▸ WHAT YOU ARE ASKED TO DO
Reproduce word for word the lines below, starting at the line that contains "UI element localization: list" and ending at the line that contains "- data-point: [701, 228, 705, 232]", both included.

━━━━━ DATASET RECORDS ━━━━━

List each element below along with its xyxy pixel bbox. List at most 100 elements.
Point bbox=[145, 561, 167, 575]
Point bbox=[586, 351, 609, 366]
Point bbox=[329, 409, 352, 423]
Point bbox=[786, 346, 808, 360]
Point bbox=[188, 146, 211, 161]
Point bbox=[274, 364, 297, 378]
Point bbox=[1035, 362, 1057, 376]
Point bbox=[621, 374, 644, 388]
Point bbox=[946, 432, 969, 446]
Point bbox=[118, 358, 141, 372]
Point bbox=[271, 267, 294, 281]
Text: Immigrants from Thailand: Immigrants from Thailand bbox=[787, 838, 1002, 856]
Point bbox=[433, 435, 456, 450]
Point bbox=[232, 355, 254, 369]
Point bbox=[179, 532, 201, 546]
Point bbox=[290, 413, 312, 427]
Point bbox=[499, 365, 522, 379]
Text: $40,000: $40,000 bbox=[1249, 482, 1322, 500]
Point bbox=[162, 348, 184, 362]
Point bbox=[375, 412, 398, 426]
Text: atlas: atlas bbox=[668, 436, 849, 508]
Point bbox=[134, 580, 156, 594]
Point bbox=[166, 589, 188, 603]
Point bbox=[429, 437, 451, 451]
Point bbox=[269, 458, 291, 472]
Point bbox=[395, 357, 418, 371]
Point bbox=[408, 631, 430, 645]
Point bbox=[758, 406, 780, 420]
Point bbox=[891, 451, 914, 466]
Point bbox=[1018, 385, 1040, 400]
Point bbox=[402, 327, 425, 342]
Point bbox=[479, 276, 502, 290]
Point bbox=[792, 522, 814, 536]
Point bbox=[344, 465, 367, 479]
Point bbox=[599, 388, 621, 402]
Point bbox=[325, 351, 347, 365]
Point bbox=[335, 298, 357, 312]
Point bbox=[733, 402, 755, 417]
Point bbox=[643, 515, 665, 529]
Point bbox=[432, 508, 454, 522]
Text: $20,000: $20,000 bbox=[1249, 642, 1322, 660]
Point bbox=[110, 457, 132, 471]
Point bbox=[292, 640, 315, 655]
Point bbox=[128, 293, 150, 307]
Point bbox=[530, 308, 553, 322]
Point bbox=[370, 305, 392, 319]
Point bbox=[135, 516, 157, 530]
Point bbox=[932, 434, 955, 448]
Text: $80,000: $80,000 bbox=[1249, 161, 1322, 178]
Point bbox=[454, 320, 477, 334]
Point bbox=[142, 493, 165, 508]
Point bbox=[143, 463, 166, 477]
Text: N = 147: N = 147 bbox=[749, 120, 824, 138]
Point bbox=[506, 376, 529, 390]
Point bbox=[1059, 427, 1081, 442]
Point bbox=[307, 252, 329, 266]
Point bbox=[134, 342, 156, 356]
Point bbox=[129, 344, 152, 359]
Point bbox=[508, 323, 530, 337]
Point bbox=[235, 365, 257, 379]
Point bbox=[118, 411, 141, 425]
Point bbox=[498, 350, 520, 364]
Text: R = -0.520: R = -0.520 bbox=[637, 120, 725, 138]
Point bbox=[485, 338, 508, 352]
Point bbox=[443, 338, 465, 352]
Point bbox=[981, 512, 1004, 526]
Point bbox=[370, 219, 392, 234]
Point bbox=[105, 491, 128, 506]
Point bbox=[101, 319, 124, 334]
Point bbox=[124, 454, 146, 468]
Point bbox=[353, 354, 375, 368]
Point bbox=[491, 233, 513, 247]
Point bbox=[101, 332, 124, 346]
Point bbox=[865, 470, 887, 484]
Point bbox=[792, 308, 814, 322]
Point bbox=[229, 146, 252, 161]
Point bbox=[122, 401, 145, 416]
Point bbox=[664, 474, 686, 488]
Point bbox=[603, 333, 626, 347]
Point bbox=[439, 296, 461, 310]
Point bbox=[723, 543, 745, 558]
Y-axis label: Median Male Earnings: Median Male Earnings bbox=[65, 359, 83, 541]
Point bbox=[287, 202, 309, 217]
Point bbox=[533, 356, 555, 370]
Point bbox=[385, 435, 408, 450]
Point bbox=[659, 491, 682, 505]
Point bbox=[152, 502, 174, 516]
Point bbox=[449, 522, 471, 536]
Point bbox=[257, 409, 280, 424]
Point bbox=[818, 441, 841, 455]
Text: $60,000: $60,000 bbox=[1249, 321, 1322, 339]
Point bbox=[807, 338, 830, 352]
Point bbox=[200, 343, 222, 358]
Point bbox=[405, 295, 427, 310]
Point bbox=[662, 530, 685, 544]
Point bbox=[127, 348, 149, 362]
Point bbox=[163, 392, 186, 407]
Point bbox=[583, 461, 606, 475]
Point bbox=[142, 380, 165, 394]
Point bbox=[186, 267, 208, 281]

━━━━━
━━━━━ DATASET RECORDS ━━━━━

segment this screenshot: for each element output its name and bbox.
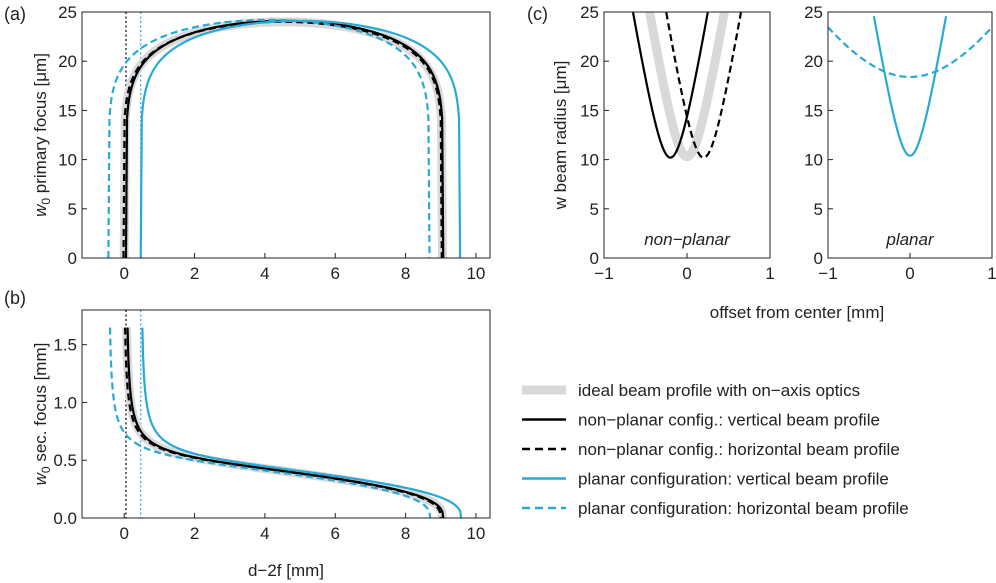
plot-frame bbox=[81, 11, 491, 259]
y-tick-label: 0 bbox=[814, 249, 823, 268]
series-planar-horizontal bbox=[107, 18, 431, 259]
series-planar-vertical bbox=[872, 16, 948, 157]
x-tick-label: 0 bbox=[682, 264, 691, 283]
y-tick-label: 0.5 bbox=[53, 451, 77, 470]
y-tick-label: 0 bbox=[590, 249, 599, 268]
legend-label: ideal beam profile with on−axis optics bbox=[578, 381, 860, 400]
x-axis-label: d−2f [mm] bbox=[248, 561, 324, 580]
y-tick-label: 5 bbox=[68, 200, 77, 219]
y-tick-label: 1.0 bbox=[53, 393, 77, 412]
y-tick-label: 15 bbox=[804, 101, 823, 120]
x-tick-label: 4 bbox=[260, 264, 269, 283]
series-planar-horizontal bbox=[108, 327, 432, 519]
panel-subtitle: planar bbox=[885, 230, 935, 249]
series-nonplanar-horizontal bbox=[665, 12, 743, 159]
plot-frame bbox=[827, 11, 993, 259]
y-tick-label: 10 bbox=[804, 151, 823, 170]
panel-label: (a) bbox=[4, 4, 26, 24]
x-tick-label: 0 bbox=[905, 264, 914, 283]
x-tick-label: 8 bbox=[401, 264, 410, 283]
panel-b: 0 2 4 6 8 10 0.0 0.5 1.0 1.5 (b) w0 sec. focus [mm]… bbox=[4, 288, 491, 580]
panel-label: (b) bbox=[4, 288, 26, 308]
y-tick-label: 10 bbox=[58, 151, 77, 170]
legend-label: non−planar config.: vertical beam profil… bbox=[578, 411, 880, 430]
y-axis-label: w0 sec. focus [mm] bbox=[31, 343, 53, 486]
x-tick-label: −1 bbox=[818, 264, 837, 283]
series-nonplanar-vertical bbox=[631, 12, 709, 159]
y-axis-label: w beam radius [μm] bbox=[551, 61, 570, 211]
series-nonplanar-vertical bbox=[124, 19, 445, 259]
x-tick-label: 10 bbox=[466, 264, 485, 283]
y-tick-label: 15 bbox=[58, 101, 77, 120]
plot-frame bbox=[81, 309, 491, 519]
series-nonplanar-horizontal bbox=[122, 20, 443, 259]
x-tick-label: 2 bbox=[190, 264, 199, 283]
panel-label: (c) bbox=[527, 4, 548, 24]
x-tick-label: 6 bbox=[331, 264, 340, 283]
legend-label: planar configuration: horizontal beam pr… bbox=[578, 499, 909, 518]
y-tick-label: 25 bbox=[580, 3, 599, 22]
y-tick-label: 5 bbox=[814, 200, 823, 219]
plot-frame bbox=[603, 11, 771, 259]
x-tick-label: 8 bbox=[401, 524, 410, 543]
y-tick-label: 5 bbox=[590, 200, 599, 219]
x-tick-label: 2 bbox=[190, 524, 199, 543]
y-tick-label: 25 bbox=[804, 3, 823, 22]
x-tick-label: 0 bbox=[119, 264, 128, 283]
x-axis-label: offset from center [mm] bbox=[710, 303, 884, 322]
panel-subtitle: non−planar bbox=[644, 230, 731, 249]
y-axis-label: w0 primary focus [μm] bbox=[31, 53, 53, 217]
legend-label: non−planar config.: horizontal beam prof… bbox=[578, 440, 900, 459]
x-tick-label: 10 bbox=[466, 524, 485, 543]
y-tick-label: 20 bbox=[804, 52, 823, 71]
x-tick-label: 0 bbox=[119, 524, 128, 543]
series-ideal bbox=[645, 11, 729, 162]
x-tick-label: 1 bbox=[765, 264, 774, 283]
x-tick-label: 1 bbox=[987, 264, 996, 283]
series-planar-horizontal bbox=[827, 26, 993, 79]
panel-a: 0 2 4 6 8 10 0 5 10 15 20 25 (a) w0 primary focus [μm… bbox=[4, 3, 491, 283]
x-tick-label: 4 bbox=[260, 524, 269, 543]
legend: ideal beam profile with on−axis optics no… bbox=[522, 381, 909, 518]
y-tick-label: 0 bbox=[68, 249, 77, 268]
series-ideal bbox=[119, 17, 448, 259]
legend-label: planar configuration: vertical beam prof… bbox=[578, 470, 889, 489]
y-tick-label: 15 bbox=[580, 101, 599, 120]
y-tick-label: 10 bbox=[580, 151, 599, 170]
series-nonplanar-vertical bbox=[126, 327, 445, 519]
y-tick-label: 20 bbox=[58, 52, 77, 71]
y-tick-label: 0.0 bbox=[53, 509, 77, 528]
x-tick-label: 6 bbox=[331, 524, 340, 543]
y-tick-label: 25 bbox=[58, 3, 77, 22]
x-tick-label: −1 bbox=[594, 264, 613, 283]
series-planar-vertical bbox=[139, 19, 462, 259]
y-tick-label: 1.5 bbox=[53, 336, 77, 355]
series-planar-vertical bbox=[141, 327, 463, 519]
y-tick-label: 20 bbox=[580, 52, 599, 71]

━━━━━
━━━━━ DATASET RECORDS ━━━━━

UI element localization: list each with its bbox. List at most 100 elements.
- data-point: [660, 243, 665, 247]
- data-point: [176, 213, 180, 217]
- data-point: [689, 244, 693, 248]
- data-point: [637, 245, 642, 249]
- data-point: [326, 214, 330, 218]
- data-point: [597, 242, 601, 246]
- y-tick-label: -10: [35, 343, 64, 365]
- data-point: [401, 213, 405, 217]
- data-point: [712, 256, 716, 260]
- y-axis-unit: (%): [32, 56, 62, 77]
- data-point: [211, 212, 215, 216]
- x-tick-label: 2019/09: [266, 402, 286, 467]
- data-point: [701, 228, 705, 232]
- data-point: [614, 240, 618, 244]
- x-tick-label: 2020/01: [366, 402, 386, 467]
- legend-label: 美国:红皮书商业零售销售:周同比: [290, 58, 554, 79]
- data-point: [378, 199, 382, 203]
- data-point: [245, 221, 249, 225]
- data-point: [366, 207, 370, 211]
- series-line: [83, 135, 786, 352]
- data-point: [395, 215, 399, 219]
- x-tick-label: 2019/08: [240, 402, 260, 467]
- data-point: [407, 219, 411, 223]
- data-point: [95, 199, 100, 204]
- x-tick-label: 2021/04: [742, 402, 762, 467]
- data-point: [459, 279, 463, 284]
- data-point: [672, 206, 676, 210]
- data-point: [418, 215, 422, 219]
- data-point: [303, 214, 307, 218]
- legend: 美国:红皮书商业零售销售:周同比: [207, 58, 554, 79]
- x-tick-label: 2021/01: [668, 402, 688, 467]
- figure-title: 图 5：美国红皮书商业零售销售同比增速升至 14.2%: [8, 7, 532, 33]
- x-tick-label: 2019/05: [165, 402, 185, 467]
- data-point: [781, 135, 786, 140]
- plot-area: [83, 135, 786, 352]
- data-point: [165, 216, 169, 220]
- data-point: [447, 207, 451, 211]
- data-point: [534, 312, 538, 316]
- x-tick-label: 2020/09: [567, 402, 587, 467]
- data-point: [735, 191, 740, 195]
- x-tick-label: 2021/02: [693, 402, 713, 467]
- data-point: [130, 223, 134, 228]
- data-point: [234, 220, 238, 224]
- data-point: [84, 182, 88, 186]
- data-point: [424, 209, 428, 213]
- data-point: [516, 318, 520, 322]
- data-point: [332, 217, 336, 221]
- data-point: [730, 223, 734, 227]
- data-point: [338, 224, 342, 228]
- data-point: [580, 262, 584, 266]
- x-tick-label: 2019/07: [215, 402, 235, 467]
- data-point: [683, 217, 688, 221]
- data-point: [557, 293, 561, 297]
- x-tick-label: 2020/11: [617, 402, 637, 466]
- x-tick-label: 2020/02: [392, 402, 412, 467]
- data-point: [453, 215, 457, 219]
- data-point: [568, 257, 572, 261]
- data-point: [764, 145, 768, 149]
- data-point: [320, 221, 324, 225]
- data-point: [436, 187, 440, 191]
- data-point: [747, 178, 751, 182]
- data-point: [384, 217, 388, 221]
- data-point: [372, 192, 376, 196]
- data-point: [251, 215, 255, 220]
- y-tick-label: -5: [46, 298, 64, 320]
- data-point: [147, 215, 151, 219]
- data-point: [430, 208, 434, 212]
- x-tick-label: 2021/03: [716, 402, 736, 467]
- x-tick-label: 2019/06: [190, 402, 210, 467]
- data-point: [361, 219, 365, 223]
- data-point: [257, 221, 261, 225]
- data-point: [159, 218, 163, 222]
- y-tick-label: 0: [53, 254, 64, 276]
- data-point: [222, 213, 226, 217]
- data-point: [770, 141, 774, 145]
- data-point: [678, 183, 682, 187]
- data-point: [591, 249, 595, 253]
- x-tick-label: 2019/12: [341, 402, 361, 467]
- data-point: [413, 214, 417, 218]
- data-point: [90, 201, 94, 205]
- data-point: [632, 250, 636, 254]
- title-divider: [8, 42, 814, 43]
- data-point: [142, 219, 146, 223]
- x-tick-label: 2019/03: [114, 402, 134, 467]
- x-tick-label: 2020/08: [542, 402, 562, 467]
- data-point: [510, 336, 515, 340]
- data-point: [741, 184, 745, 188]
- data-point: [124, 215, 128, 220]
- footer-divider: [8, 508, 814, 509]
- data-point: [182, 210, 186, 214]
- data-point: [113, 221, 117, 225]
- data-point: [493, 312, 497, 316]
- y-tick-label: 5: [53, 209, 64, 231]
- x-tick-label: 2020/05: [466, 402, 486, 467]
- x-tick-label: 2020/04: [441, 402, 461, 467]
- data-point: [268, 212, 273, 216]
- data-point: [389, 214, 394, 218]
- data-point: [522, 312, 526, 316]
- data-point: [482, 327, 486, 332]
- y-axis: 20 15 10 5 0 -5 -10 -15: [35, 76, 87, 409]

━━━━━

▸ EXERCISE SOLUTION
UI element localization: list each with its bbox. List at most 100 elements.
- data-point: [660, 243, 665, 247]
- data-point: [176, 213, 180, 217]
- data-point: [689, 244, 693, 248]
- data-point: [637, 245, 642, 249]
- data-point: [326, 214, 330, 218]
- data-point: [597, 242, 601, 246]
- y-tick-label: -10: [35, 343, 64, 365]
- data-point: [401, 213, 405, 217]
- data-point: [712, 256, 716, 260]
- y-axis-unit: (%): [32, 56, 62, 77]
- data-point: [211, 212, 215, 216]
- x-tick-label: 2019/09: [266, 402, 286, 467]
- data-point: [701, 228, 705, 232]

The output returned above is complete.